Below are records to transcribe exactly, without their pictures.

Structured figure records
•••••
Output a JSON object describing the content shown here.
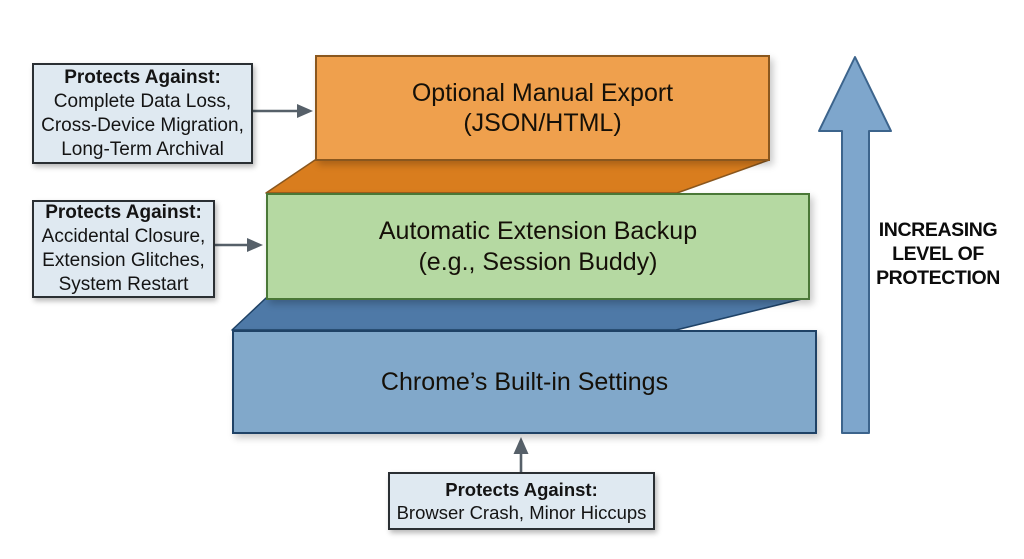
{
  "diagram": {
    "background": "#ffffff",
    "layers": [
      {
        "id": "manual-export",
        "title_line1": "Optional Manual Export",
        "title_line2": "(JSON/HTML)",
        "fill": "#efa04d",
        "edge": "#8a571e"
      },
      {
        "id": "extension-backup",
        "title_line1": "Automatic Extension Backup",
        "title_line2": "(e.g., Session Buddy)",
        "fill": "#b5d9a2",
        "edge": "#4a7837"
      },
      {
        "id": "chrome-settings",
        "title_line1": "Chrome’s Built-in Settings",
        "fill": "#81a8ca",
        "edge": "#1f4266"
      }
    ],
    "folds": [
      {
        "fill": "#d97d1e",
        "edge": "#8a571e"
      },
      {
        "fill": "#4e79a7",
        "edge": "#1f4266"
      }
    ],
    "callouts": [
      {
        "heading": "Protects Against:",
        "items": [
          "Complete Data Loss,",
          "Cross-Device Migration,",
          "Long-Term Archival"
        ]
      },
      {
        "heading": "Protects Against:",
        "items": [
          "Accidental Closure,",
          "Extension Glitches,",
          "System Restart"
        ]
      },
      {
        "heading": "Protects Against:",
        "items": [
          "Browser Crash, Minor Hiccups"
        ]
      }
    ],
    "axis": {
      "line1": "INCREASING",
      "line2": "LEVEL OF",
      "line3": "PROTECTION",
      "arrow_fill": "#7ea6cc",
      "arrow_edge": "#3c648c"
    },
    "connector_color": "#566069",
    "callout_fill": "#dfe9f1"
  }
}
•••••
Complete output
Output a JSON object describing the content shown here.
{
  "diagram": {
    "background": "#ffffff",
    "layers": [
      {
        "id": "manual-export",
        "title_line1": "Optional Manual Export",
        "title_line2": "(JSON/HTML)",
        "fill": "#efa04d",
        "edge": "#8a571e"
      },
      {
        "id": "extension-backup",
        "title_line1": "Automatic Extension Backup",
        "title_line2": "(e.g., Session Buddy)",
        "fill": "#b5d9a2",
        "edge": "#4a7837"
      },
      {
        "id": "chrome-settings",
        "title_line1": "Chrome’s Built-in Settings",
        "fill": "#81a8ca",
        "edge": "#1f4266"
      }
    ],
    "folds": [
      {
        "fill": "#d97d1e",
        "edge": "#8a571e"
      },
      {
        "fill": "#4e79a7",
        "edge": "#1f4266"
      }
    ],
    "callouts": [
      {
        "heading": "Protects Against:",
        "items": [
          "Complete Data Loss,",
          "Cross-Device Migration,",
          "Long-Term Archival"
        ]
      },
      {
        "heading": "Protects Against:",
        "items": [
          "Accidental Closure,",
          "Extension Glitches,",
          "System Restart"
        ]
      },
      {
        "heading": "Protects Against:",
        "items": [
          "Browser Crash, Minor Hiccups"
        ]
      }
    ],
    "axis": {
      "line1": "INCREASING",
      "line2": "LEVEL OF",
      "line3": "PROTECTION",
      "arrow_fill": "#7ea6cc",
      "arrow_edge": "#3c648c"
    },
    "connector_color": "#566069",
    "callout_fill": "#dfe9f1"
  }
}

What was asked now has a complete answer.